- Requirements -
Among the lines below, list those containing the string "this".

#####

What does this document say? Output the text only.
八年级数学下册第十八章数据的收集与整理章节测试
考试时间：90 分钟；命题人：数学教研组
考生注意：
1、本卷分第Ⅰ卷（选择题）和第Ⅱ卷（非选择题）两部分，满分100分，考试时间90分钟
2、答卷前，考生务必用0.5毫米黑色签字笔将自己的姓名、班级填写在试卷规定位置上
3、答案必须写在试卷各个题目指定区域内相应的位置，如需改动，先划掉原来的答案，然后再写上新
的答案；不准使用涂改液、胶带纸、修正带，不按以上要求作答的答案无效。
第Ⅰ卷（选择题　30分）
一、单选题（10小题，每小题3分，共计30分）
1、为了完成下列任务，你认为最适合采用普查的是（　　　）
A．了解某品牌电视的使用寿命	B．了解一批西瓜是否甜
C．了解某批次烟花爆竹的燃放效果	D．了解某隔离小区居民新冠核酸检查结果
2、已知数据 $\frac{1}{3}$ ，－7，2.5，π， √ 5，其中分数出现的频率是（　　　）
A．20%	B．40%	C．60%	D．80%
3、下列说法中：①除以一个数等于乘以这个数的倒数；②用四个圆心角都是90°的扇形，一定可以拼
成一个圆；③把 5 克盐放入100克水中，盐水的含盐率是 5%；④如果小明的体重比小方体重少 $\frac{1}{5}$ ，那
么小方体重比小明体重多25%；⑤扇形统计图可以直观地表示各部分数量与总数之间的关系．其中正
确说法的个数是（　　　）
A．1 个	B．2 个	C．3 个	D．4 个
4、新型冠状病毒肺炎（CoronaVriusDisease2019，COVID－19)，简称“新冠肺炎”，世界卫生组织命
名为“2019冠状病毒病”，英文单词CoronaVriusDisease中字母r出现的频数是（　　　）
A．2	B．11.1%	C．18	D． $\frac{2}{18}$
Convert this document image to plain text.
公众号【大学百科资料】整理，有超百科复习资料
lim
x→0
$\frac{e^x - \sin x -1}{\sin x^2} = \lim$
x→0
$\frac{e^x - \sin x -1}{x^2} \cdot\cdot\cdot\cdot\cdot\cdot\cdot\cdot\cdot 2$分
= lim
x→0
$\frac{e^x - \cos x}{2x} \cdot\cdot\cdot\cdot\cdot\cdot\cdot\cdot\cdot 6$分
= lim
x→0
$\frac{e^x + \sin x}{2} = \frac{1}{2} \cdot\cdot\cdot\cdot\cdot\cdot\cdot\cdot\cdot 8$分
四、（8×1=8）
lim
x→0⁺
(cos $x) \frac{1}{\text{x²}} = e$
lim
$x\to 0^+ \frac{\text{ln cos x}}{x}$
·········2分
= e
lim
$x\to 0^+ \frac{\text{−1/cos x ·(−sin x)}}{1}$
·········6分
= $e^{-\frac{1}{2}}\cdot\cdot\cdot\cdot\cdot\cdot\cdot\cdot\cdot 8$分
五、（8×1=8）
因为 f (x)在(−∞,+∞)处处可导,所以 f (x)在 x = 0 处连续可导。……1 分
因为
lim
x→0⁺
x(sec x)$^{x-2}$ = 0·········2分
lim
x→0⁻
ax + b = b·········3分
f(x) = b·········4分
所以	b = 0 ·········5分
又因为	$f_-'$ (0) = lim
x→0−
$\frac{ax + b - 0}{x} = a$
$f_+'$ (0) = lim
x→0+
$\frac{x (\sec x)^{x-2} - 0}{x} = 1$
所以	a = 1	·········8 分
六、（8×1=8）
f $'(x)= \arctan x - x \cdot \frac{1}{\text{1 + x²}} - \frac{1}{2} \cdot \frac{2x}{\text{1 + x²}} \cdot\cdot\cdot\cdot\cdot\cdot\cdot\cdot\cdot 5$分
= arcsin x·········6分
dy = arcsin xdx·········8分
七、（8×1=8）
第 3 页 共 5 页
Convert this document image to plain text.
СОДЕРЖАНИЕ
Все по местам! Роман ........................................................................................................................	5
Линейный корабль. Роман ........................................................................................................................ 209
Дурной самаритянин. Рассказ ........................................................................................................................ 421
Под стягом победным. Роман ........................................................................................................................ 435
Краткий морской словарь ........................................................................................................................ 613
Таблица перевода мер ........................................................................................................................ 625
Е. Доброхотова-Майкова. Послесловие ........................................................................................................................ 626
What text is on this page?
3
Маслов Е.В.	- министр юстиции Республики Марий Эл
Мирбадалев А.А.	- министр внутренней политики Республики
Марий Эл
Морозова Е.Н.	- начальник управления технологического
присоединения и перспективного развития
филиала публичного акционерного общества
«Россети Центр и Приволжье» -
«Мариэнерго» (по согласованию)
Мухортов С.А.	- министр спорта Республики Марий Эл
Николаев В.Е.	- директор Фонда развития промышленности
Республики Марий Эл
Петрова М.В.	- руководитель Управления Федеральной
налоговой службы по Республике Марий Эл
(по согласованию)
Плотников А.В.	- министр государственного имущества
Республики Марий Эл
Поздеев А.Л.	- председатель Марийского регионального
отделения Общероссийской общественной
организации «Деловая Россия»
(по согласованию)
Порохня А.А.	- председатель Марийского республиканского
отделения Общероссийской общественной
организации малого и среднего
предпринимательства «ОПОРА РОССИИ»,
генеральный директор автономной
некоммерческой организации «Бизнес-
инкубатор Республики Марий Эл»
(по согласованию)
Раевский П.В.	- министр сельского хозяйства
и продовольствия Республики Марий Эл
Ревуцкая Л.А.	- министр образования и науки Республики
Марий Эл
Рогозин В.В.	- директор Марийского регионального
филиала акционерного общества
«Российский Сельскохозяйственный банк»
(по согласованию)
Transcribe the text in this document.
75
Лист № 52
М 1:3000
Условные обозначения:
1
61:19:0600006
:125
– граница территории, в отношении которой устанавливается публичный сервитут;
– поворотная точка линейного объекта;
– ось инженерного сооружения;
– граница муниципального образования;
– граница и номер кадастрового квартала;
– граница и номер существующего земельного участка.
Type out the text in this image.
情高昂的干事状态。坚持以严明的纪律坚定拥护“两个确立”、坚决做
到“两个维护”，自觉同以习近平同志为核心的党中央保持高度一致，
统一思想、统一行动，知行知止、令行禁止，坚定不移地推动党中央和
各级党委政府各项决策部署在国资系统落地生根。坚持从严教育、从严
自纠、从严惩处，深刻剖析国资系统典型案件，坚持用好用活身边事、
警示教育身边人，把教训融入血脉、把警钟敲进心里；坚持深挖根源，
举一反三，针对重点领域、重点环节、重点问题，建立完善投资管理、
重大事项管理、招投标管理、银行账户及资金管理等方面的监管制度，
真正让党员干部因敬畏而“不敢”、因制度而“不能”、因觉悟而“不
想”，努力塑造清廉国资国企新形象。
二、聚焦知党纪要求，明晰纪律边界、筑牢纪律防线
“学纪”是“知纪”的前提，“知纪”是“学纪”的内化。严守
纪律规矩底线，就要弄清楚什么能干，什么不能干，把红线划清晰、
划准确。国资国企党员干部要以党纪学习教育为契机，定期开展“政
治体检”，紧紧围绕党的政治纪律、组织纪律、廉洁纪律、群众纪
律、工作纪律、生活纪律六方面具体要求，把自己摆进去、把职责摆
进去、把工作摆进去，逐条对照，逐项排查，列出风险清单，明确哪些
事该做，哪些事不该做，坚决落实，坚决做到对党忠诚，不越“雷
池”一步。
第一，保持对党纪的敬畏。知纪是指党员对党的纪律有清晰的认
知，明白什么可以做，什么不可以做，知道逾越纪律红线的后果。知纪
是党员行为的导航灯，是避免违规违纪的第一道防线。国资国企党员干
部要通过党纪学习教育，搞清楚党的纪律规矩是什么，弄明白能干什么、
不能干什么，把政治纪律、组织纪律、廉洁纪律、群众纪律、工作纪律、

#####

- Right answer -
What does this document say? Output the text only.
Convert this document image to plain text.
Convert this document image to plain text.
What text is on this page?
Transcribe the text in this document.
Type out the text in this image.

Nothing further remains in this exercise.